--- begin ---

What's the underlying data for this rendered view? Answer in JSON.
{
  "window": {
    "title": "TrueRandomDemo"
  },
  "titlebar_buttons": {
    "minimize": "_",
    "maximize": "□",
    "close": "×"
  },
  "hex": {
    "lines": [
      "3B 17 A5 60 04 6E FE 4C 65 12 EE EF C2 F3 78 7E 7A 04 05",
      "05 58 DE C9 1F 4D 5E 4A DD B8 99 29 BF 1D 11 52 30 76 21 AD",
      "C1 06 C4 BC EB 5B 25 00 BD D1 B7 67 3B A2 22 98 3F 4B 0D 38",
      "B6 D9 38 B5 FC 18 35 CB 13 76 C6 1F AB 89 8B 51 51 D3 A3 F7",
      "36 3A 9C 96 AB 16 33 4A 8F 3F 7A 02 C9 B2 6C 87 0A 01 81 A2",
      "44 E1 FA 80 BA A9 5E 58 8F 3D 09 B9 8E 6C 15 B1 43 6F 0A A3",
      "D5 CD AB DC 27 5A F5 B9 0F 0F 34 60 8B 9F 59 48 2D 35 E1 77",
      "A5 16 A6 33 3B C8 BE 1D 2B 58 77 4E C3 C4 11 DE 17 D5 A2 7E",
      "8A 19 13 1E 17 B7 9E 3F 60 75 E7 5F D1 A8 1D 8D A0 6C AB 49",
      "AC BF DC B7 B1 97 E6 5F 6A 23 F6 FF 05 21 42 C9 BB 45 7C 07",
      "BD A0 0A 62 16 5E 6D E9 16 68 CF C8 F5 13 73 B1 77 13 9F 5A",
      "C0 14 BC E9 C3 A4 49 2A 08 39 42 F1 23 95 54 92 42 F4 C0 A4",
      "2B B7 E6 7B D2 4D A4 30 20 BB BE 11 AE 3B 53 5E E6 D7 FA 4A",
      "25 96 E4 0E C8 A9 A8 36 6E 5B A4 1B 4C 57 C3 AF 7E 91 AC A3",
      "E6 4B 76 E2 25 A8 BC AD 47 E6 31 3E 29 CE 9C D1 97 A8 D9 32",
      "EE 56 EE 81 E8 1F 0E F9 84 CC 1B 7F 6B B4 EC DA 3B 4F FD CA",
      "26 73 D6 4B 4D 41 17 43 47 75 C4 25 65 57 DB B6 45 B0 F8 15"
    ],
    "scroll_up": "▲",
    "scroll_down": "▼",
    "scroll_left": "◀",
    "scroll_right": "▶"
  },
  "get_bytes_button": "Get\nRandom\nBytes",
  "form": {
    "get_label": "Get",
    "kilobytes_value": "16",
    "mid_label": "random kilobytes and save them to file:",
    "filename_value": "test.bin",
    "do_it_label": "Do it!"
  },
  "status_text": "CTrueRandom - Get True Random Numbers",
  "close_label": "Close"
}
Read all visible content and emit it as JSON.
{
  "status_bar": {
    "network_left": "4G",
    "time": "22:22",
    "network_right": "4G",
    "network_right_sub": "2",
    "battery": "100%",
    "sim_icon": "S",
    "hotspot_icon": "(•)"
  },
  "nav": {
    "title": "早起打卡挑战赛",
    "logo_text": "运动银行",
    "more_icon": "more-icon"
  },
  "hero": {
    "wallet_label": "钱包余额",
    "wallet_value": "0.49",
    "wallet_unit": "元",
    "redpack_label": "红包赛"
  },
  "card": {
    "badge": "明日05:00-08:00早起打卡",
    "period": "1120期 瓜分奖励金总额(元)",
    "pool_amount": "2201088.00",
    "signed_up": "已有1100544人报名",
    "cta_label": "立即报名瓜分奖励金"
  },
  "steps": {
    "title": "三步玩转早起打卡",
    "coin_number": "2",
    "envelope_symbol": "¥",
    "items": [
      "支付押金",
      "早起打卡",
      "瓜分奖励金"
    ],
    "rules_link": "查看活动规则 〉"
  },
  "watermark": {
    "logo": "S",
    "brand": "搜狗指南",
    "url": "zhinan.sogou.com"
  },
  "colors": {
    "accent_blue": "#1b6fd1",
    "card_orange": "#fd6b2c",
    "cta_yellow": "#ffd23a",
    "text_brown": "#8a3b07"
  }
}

--- end ---

Aim of the exercise: Repeat the material above exactly.

Solution:
What's the underlying data for this rendered view? Answer in JSON.
{
  "window": {
    "title": "TrueRandomDemo"
  },
  "titlebar_buttons": {
    "minimize": "_",
    "maximize": "□",
    "close": "×"
  },
  "hex": {
    "lines": [
      "3B 17 A5 60 04 6E FE 4C 65 12 EE EF C2 F3 78 7E 7A 04 05",
      "05 58 DE C9 1F 4D 5E 4A DD B8 99 29 BF 1D 11 52 30 76 21 AD",
      "C1 06 C4 BC EB 5B 25 00 BD D1 B7 67 3B A2 22 98 3F 4B 0D 38",
      "B6 D9 38 B5 FC 18 35 CB 13 76 C6 1F AB 89 8B 51 51 D3 A3 F7",
      "36 3A 9C 96 AB 16 33 4A 8F 3F 7A 02 C9 B2 6C 87 0A 01 81 A2",
      "44 E1 FA 80 BA A9 5E 58 8F 3D 09 B9 8E 6C 15 B1 43 6F 0A A3",
      "D5 CD AB DC 27 5A F5 B9 0F 0F 34 60 8B 9F 59 48 2D 35 E1 77",
      "A5 16 A6 33 3B C8 BE 1D 2B 58 77 4E C3 C4 11 DE 17 D5 A2 7E",
      "8A 19 13 1E 17 B7 9E 3F 60 75 E7 5F D1 A8 1D 8D A0 6C AB 49",
      "AC BF DC B7 B1 97 E6 5F 6A 23 F6 FF 05 21 42 C9 BB 45 7C 07",
      "BD A0 0A 62 16 5E 6D E9 16 68 CF C8 F5 13 73 B1 77 13 9F 5A",
      "C0 14 BC E9 C3 A4 49 2A 08 39 42 F1 23 95 54 92 42 F4 C0 A4",
      "2B B7 E6 7B D2 4D A4 30 20 BB BE 11 AE 3B 53 5E E6 D7 FA 4A",
      "25 96 E4 0E C8 A9 A8 36 6E 5B A4 1B 4C 57 C3 AF 7E 91 AC A3",
      "E6 4B 76 E2 25 A8 BC AD 47 E6 31 3E 29 CE 9C D1 97 A8 D9 32",
      "EE 56 EE 81 E8 1F 0E F9 84 CC 1B 7F 6B B4 EC DA 3B 4F FD CA",
      "26 73 D6 4B 4D 41 17 43 47 75 C4 25 65 57 DB B6 45 B0 F8 15"
    ],
    "scroll_up": "▲",
    "scroll_down": "▼",
    "scroll_left": "◀",
    "scroll_right": "▶"
  },
  "get_bytes_button": "Get\nRandom\nBytes",
  "form": {
    "get_label": "Get",
    "kilobytes_value": "16",
    "mid_label": "random kilobytes and save them to file:",
    "filename_value": "test.bin",
    "do_it_label": "Do it!"
  },
  "status_text": "CTrueRandom - Get True Random Numbers",
  "close_label": "Close"
}
Read all visible content and emit it as JSON.
{
  "status_bar": {
    "network_left": "4G",
    "time": "22:22",
    "network_right": "4G",
    "network_right_sub": "2",
    "battery": "100%",
    "sim_icon": "S",
    "hotspot_icon": "(•)"
  },
  "nav": {
    "title": "早起打卡挑战赛",
    "logo_text": "运动银行",
    "more_icon": "more-icon"
  },
  "hero": {
    "wallet_label": "钱包余额",
    "wallet_value": "0.49",
    "wallet_unit": "元",
    "redpack_label": "红包赛"
  },
  "card": {
    "badge": "明日05:00-08:00早起打卡",
    "period": "1120期 瓜分奖励金总额(元)",
    "pool_amount": "2201088.00",
    "signed_up": "已有1100544人报名",
    "cta_label": "立即报名瓜分奖励金"
  },
  "steps": {
    "title": "三步玩转早起打卡",
    "coin_number": "2",
    "envelope_symbol": "¥",
    "items": [
      "支付押金",
      "早起打卡",
      "瓜分奖励金"
    ],
    "rules_link": "查看活动规则 〉"
  },
  "watermark": {
    "logo": "S",
    "brand": "搜狗指南",
    "url": "zhinan.sogou.com"
  },
  "colors": {
    "accent_blue": "#1b6fd1",
    "card_orange": "#fd6b2c",
    "cta_yellow": "#ffd23a",
    "text_brown": "#8a3b07"
  }
}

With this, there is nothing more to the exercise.